→ **Information supplied**:
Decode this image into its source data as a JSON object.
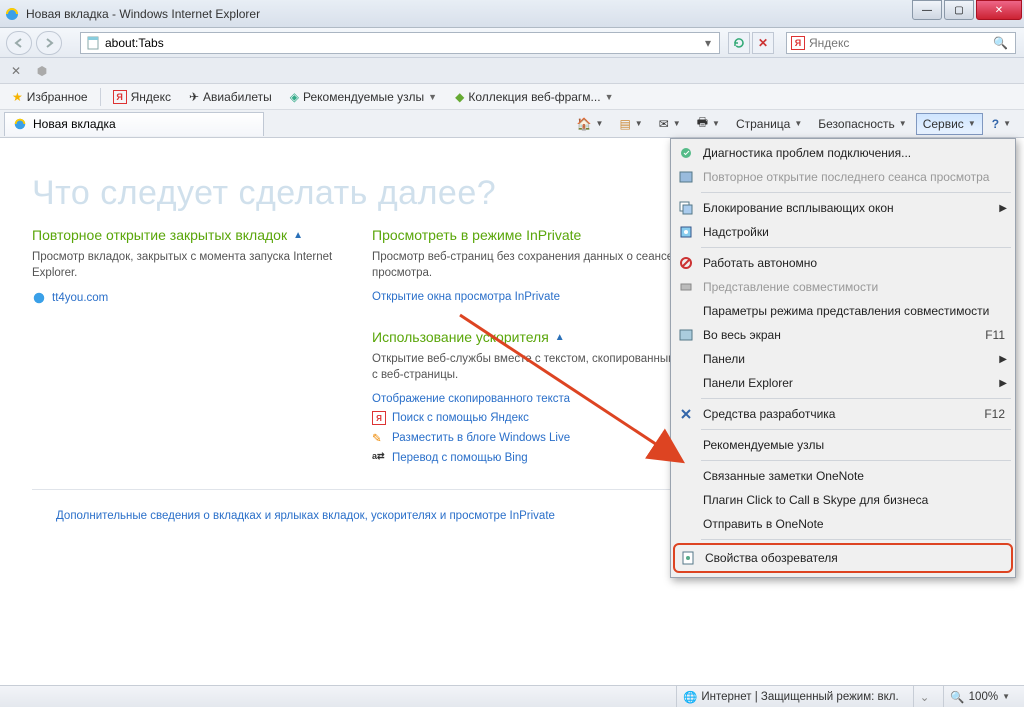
{
  "window": {
    "title": "Новая вкладка - Windows Internet Explorer",
    "address": "about:Tabs",
    "search_placeholder": "",
    "search_engine": "Яндекс"
  },
  "favorites_bar": {
    "button_label": "Избранное",
    "links": [
      "Яндекс",
      "Авиабилеты",
      "Рекомендуемые узлы",
      "Коллекция веб-фрагм..."
    ]
  },
  "tab": {
    "title": "Новая вкладка"
  },
  "commandbar": {
    "page": "Страница",
    "safety": "Безопасность",
    "service": "Сервис"
  },
  "page": {
    "heading": "Что следует сделать далее?",
    "sections": {
      "reopen": {
        "title": "Повторное открытие закрытых вкладок",
        "desc": "Просмотр вкладок, закрытых с момента запуска Internet Explorer.",
        "links": [
          "tt4you.com"
        ]
      },
      "inprivate": {
        "title": "Просмотреть в режиме InPrivate",
        "desc": "Просмотр веб-страниц без сохранения данных о сеансе просмотра.",
        "links": [
          "Открытие окна просмотра InPrivate"
        ]
      },
      "accelerator": {
        "title": "Использование ускорителя",
        "desc": "Открытие веб-службы вместе с текстом, скопированным с веб-страницы.",
        "note": "Отображение скопированного текста",
        "links": [
          "Поиск с помощью Яндекс",
          "Разместить в блоге Windows Live",
          "Перевод с помощью Bing"
        ]
      }
    },
    "footer_link": "Дополнительные сведения о вкладках и ярлыках вкладок, ускорителях и просмотре InPrivate"
  },
  "service_menu": {
    "items": [
      {
        "label": "Диагностика проблем подключения...",
        "icon": "diag",
        "disabled": false
      },
      {
        "label": "Повторное открытие последнего сеанса просмотра",
        "icon": "reopen",
        "disabled": true
      },
      {
        "sep": true
      },
      {
        "label": "Блокирование всплывающих окон",
        "icon": "popup",
        "submenu": true
      },
      {
        "label": "Надстройки",
        "icon": "addon"
      },
      {
        "sep": true
      },
      {
        "label": "Работать автономно",
        "icon": "offline"
      },
      {
        "label": "Представление совместимости",
        "icon": "compat",
        "disabled": true
      },
      {
        "label": "Параметры режима представления совместимости"
      },
      {
        "label": "Во весь экран",
        "icon": "fullscreen",
        "shortcut": "F11"
      },
      {
        "label": "Панели",
        "submenu": true
      },
      {
        "label": "Панели Explorer",
        "submenu": true
      },
      {
        "sep": true
      },
      {
        "label": "Средства разработчика",
        "icon": "devtools",
        "shortcut": "F12"
      },
      {
        "sep": true
      },
      {
        "label": "Рекомендуемые узлы"
      },
      {
        "sep": true
      },
      {
        "label": "Связанные заметки OneNote"
      },
      {
        "label": "Плагин Click to Call в Skype для бизнеса"
      },
      {
        "label": "Отправить в OneNote"
      },
      {
        "sep": true
      },
      {
        "label": "Свойства обозревателя",
        "icon": "props",
        "highlighted": true
      }
    ]
  },
  "statusbar": {
    "zone": "Интернет | Защищенный режим: вкл.",
    "zoom": "100%"
  }
}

→ **Task statement**: Scan the listing above for the word "помощью" and copy every line that holds it.

→ **Final answer**:
          "Поиск с помощью Яндекс",
          "Перевод с помощью Bing"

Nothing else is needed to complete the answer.